__課題 A__:
下にある文書ではなく、その後のエントリに並ぶ行をすべて一字一句変えずに抜き出すこと。ただし画像は答えに含めない。
__課題 B__:
下の、霊魂と慾について論じた問答の続きを、最後の文の後から書き継ぐこと。

__文書抜粋__:
┌──

<< 霊魂の事、慾の事、及び智の浄潔の事に就ての問答。 >>
問 霊魂の天然の状態はいかなるか、天然と反対の状態はいかなるか、天然以上の状態はいかなるか。
答 霊魂の天然の状態とは感覚に属すると思想に属する神の造物を認識するなり。天然以上の状態とは常に萬物に先だちて存在する神性を直覚するが為に喚起せらるゝなり。然して天然と反対なる状態とは慾に乱さるゝものに霊魂の感動するなり。神聖なる大ワシリイの言へる如し、曰く霊魂は天性に順応してあらはるゝときは上方にあり、しかれどもその天性の外にあらはるゝときは下方に地にあらはるゝなり、上方にあるときは、無慾を以てあらはるれども、天性がその固有の品位より下るときは、彼に慾はあらはるゝなり。ゆえに霊魂の慾は天性のまま霊魂に属するものにあらざることは終に明白なり。もし霊魂は非難せらるゝべき肉体上の慾に感動すること飢渇に於ると同くんば、飢渇に就ては之が為に法を置かれざるにより、他の批責に値する者と同様批責をうくべきには非るべし。時として或者には一見したる所、或る不適宜なることを遂ぐるを神より許され、非難と譴責とに代えて善なる報酬を與へらるゝことあり、淫婦を妻に娶りたる預言者オシヤの為にもかくの如く、神に属する熱心により、兇行を遂げたる預言者イリヤの為にもかくの如く、モイセイの命によりその父母を刃殺したる者の為にもかくの如くなりき。その外霊魂には肉体の性を俟たざるも、天然自然に癖愛と激し易き性のあることは言ひ得らるべくして、是れぞ即霊魂の慾なる。

└──

__データ内容__:
┌──

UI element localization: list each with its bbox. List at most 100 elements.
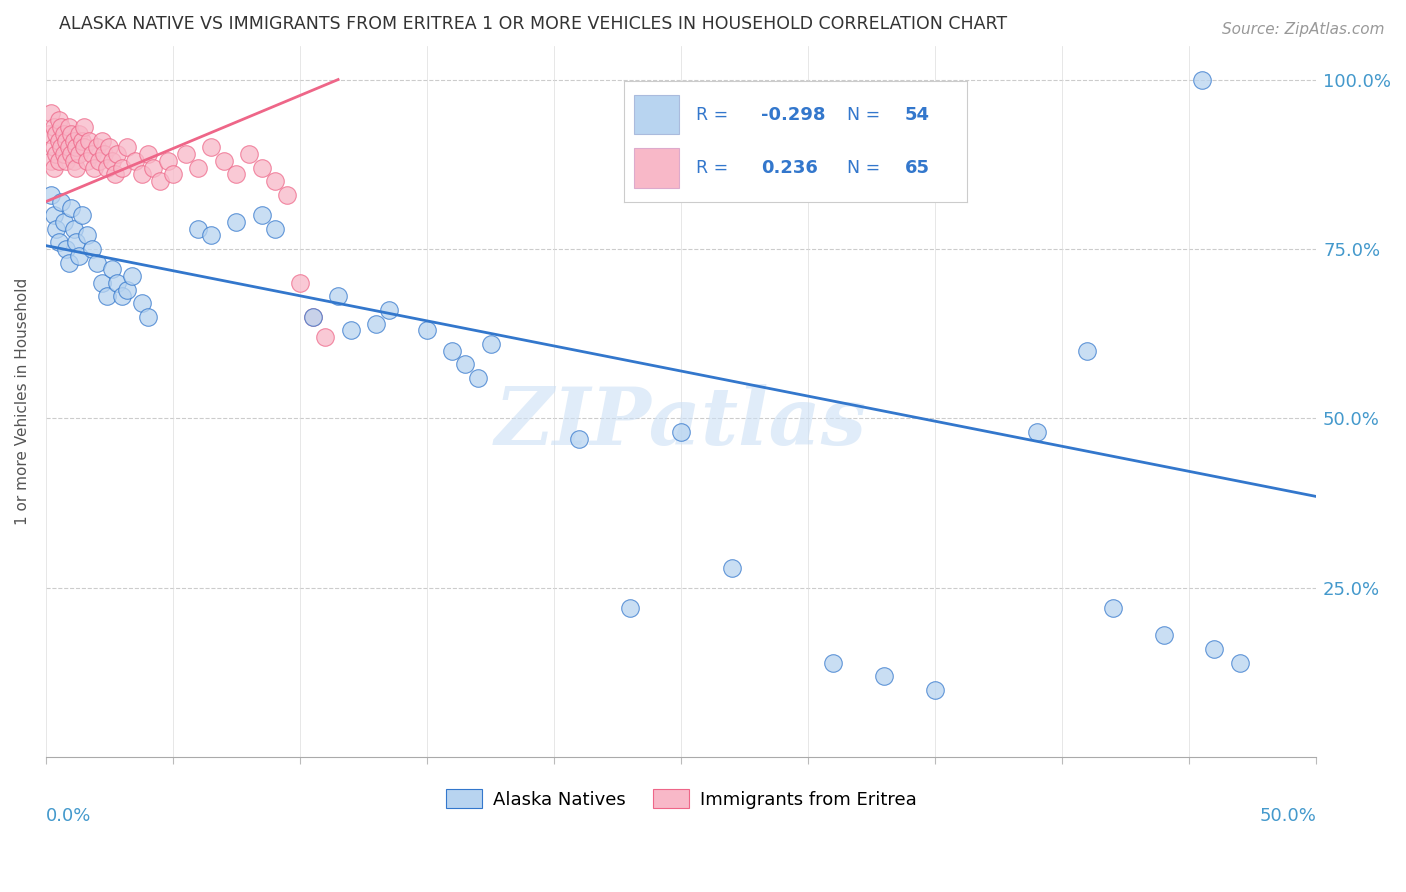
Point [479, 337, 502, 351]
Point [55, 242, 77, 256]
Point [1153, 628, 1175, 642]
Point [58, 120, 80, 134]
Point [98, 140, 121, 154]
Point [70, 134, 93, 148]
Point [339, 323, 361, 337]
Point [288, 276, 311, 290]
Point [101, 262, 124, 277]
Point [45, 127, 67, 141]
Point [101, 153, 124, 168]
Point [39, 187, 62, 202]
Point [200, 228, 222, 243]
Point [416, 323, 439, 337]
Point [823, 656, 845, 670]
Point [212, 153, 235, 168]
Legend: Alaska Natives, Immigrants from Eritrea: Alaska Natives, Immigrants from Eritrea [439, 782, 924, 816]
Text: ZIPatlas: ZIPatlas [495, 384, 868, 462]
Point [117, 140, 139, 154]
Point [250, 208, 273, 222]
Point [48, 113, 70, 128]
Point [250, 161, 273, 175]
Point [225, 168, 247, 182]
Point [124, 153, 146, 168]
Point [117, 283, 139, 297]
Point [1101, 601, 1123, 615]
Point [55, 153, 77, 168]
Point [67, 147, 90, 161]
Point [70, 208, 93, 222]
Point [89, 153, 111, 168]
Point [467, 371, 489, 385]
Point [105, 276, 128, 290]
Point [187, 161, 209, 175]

└──

__解答 A__:
UI element localization: list each with its bbox. List at most 100 elements.
Point [479, 337, 502, 351]
Point [55, 242, 77, 256]
Point [1153, 628, 1175, 642]
Point [58, 120, 80, 134]
Point [98, 140, 121, 154]
Point [70, 134, 93, 148]
Point [339, 323, 361, 337]
Point [288, 276, 311, 290]
Point [101, 262, 124, 277]
Point [45, 127, 67, 141]
Point [101, 153, 124, 168]
Point [39, 187, 62, 202]
Point [200, 228, 222, 243]
Point [416, 323, 439, 337]
Point [823, 656, 845, 670]
Point [212, 153, 235, 168]
Legend: Alaska Natives, Immigrants from Eritrea: Alaska Natives, Immigrants from Eritrea [439, 782, 924, 816]
Text: ZIPatlas: ZIPatlas [495, 384, 868, 462]
Point [117, 140, 139, 154]
Point [250, 208, 273, 222]
Point [48, 113, 70, 128]
Point [250, 161, 273, 175]
Point [225, 168, 247, 182]
Point [124, 153, 146, 168]
Point [117, 283, 139, 297]
Point [1101, 601, 1123, 615]
Point [55, 153, 77, 168]
Point [67, 147, 90, 161]
Point [70, 208, 93, 222]
Point [89, 153, 111, 168]
Point [467, 371, 489, 385]
Point [105, 276, 128, 290]
Point [187, 161, 209, 175]

__解答 B__:
問 性に順応すとは霊魂の望みが神聖なるものの為に奮熱せしめらるゝ時なるか、或は地に属するものと肉に属するものとに向ふ時なるか、且何の為に霊魂の性は激怒とその熱心とを露はすか。又如何なる場合に於て激怒は天然なるものと名づけらるゝか。霊魂が或る肉体上の望みの為、或は嫉妬の為、或は虚誇の為、或は之と相類するものの為に刺激せらるゝ時なるか、或は之と反対なるものの之を刺激する時なるか、誰か説あらば答ふべし、我等之に従はん。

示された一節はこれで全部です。